--- PROMPT ---
Transcribe the records that follow, preserving every word.

--- DATASET ENTRIES ---
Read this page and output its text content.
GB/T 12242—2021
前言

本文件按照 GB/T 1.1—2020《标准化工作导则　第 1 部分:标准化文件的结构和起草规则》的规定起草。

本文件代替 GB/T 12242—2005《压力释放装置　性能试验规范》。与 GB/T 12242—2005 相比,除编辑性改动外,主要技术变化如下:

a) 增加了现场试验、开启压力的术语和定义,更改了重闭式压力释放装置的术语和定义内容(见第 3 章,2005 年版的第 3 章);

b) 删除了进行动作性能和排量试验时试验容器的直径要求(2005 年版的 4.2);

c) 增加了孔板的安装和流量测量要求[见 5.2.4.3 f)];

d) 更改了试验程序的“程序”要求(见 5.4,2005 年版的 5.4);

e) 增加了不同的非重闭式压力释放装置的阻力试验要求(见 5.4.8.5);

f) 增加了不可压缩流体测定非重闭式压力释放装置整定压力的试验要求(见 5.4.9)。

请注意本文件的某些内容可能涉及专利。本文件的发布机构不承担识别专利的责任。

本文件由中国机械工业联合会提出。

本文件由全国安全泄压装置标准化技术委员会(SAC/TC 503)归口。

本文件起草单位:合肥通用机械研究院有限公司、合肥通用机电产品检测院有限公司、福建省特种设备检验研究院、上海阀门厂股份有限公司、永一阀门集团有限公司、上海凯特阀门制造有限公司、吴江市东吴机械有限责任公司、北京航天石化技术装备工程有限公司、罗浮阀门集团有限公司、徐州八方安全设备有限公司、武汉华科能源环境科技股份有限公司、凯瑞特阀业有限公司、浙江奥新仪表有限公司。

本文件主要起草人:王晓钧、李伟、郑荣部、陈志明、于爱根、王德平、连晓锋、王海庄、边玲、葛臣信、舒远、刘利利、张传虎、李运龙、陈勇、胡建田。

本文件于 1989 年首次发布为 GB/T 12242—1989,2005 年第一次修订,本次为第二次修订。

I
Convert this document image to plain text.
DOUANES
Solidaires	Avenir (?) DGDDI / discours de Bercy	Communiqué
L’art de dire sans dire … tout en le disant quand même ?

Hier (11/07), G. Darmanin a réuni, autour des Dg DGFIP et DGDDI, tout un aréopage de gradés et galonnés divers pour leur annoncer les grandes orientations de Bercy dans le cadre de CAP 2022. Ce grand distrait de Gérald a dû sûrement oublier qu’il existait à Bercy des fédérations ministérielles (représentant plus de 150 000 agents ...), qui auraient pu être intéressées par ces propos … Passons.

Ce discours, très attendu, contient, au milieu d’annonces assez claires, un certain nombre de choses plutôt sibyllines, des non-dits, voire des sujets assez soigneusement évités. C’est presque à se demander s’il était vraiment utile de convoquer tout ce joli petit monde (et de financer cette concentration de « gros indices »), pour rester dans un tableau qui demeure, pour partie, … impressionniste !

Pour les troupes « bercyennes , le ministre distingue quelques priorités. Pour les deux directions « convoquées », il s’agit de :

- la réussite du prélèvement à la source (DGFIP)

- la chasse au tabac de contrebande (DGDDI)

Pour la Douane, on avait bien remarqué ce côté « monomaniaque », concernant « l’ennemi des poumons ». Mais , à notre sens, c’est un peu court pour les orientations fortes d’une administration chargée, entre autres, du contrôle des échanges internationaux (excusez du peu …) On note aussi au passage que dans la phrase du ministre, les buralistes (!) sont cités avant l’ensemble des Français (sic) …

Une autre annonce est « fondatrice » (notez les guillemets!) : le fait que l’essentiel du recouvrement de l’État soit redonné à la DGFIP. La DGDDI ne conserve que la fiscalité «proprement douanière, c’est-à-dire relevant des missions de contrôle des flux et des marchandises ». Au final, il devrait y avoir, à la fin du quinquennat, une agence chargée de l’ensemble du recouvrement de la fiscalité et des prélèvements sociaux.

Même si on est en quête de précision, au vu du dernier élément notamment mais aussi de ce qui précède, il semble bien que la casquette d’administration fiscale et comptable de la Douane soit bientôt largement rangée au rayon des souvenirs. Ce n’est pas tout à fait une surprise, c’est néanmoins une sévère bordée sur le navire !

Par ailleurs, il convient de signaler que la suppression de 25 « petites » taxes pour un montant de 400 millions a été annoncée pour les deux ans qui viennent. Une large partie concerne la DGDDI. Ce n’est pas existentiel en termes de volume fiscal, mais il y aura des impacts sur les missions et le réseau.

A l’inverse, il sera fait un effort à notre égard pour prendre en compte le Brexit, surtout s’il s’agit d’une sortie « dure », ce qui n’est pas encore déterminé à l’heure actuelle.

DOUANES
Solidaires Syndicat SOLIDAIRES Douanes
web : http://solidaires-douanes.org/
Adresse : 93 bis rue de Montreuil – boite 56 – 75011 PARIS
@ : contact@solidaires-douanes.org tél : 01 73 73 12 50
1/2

--- EXERCISE RESPONSE ---
Read this page and output its text content.
GB/T 12242—2021
前言

本文件按照 GB/T 1.1—2020《标准化工作导则　第 1 部分:标准化文件的结构和起草规则》的规定起草。

本文件代替 GB/T 12242—2005《压力释放装置　性能试验规范》。与 GB/T 12242—2005 相比,除编辑性改动外,主要技术变化如下:

a) 增加了现场试验、开启压力的术语和定义,更改了重闭式压力释放装置的术语和定义内容(见第 3 章,2005 年版的第 3 章);

b) 删除了进行动作性能和排量试验时试验容器的直径要求(2005 年版的 4.2);

c) 增加了孔板的安装和流量测量要求[见 5.2.4.3 f)];

d) 更改了试验程序的“程序”要求(见 5.4,2005 年版的 5.4);

e) 增加了不同的非重闭式压力释放装置的阻力试验要求(见 5.4.8.5);

f) 增加了不可压缩流体测定非重闭式压力释放装置整定压力的试验要求(见 5.4.9)。

请注意本文件的某些内容可能涉及专利。本文件的发布机构不承担识别专利的责任。

本文件由中国机械工业联合会提出。

本文件由全国安全泄压装置标准化技术委员会(SAC/TC 503)归口。

本文件起草单位:合肥通用机械研究院有限公司、合肥通用机电产品检测院有限公司、福建省特种设备检验研究院、上海阀门厂股份有限公司、永一阀门集团有限公司、上海凯特阀门制造有限公司、吴江市东吴机械有限责任公司、北京航天石化技术装备工程有限公司、罗浮阀门集团有限公司、徐州八方安全设备有限公司、武汉华科能源环境科技股份有限公司、凯瑞特阀业有限公司、浙江奥新仪表有限公司。

本文件主要起草人:王晓钧、李伟、郑荣部、陈志明、于爱根、王德平、连晓锋、王海庄、边玲、葛臣信、舒远、刘利利、张传虎、李运龙、陈勇、胡建田。

本文件于 1989 年首次发布为 GB/T 12242—1989,2005 年第一次修订,本次为第二次修订。

I
Convert this document image to plain text.
DOUANES
Solidaires	Avenir (?) DGDDI / discours de Bercy	Communiqué
L’art de dire sans dire … tout en le disant quand même ?

Hier (11/07), G. Darmanin a réuni, autour des Dg DGFIP et DGDDI, tout un aréopage de gradés et galonnés divers pour leur annoncer les grandes orientations de Bercy dans le cadre de CAP 2022. Ce grand distrait de Gérald a dû sûrement oublier qu’il existait à Bercy des fédérations ministérielles (représentant plus de 150 000 agents ...), qui auraient pu être intéressées par ces propos … Passons.

Ce discours, très attendu, contient, au milieu d’annonces assez claires, un certain nombre de choses plutôt sibyllines, des non-dits, voire des sujets assez soigneusement évités. C’est presque à se demander s’il était vraiment utile de convoquer tout ce joli petit monde (et de financer cette concentration de « gros indices »), pour rester dans un tableau qui demeure, pour partie, … impressionniste !

Pour les troupes « bercyennes , le ministre distingue quelques priorités. Pour les deux directions « convoquées », il s’agit de :

- la réussite du prélèvement à la source (DGFIP)

- la chasse au tabac de contrebande (DGDDI)

Pour la Douane, on avait bien remarqué ce côté « monomaniaque », concernant « l’ennemi des poumons ». Mais , à notre sens, c’est un peu court pour les orientations fortes d’une administration chargée, entre autres, du contrôle des échanges internationaux (excusez du peu …) On note aussi au passage que dans la phrase du ministre, les buralistes (!) sont cités avant l’ensemble des Français (sic) …

Une autre annonce est « fondatrice » (notez les guillemets!) : le fait que l’essentiel du recouvrement de l’État soit redonné à la DGFIP. La DGDDI ne conserve que la fiscalité «proprement douanière, c’est-à-dire relevant des missions de contrôle des flux et des marchandises ». Au final, il devrait y avoir, à la fin du quinquennat, une agence chargée de l’ensemble du recouvrement de la fiscalité et des prélèvements sociaux.

Même si on est en quête de précision, au vu du dernier élément notamment mais aussi de ce qui précède, il semble bien que la casquette d’administration fiscale et comptable de la Douane soit bientôt largement rangée au rayon des souvenirs. Ce n’est pas tout à fait une surprise, c’est néanmoins une sévère bordée sur le navire !

Par ailleurs, il convient de signaler que la suppression de 25 « petites » taxes pour un montant de 400 millions a été annoncée pour les deux ans qui viennent. Une large partie concerne la DGDDI. Ce n’est pas existentiel en termes de volume fiscal, mais il y aura des impacts sur les missions et le réseau.

A l’inverse, il sera fait un effort à notre égard pour prendre en compte le Brexit, surtout s’il s’agit d’une sortie « dure », ce qui n’est pas encore déterminé à l’heure actuelle.

DOUANES
Solidaires Syndicat SOLIDAIRES Douanes
web : http://solidaires-douanes.org/
Adresse : 93 bis rue de Montreuil – boite 56 – 75011 PARIS
@ : contact@solidaires-douanes.org tél : 01 73 73 12 50
1/2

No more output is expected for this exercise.